▶ _EXERCISE DIRECTIONS_:
Gather the lines from the material that contain "following".

______

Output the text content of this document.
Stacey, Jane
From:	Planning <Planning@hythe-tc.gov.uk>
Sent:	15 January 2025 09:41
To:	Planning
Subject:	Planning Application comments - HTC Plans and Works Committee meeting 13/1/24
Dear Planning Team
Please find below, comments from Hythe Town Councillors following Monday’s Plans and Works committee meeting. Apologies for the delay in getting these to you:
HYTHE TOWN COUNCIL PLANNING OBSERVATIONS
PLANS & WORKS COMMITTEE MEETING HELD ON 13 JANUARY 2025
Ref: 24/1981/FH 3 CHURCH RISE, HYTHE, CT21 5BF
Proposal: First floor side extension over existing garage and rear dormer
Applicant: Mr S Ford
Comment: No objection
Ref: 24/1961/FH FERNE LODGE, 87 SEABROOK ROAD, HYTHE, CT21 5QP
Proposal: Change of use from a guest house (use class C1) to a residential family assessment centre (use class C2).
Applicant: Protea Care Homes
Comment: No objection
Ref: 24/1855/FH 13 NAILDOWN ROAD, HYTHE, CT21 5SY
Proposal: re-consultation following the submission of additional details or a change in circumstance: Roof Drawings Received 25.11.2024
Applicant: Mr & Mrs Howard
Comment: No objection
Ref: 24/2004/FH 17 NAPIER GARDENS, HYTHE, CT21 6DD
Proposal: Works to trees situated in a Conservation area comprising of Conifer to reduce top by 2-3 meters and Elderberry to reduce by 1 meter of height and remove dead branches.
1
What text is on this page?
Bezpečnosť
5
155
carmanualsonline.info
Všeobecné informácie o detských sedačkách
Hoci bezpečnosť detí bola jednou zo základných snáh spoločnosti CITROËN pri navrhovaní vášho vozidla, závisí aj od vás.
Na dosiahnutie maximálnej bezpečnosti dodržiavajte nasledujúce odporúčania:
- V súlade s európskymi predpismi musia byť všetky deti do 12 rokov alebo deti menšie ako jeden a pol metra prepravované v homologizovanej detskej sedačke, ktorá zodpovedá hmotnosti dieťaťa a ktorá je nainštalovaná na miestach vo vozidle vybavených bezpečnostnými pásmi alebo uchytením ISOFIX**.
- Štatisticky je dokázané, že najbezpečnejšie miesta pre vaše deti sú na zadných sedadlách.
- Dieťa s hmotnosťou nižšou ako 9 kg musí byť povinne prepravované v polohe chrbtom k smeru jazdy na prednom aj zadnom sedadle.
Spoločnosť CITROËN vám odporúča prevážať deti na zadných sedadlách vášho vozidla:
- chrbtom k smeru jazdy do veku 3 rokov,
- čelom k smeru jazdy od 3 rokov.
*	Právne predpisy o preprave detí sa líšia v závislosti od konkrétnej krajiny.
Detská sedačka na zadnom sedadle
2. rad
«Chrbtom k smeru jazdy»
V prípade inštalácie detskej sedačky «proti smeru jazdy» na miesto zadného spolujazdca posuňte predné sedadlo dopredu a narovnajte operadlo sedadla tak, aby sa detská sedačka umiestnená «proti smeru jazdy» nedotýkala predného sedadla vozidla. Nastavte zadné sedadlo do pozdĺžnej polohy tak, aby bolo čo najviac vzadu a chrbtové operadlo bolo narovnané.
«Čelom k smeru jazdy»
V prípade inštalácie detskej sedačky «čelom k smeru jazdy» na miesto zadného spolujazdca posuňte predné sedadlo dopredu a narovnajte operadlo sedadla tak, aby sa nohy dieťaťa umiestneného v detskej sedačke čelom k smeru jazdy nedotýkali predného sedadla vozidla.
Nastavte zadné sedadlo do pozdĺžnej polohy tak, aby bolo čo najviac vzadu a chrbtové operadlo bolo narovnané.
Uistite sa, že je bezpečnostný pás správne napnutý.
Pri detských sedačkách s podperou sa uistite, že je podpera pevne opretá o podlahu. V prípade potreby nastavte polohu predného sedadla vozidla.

______

▶ _TASK SOLUTION_:
Please find below, comments from Hythe Town Councillors following Monday’s Plans and Works committee meeting. Apologies for the delay in getting these to you:
Proposal: re-consultation following the submission of additional details or a change in circumstance: Roof Drawings Received 25.11.2024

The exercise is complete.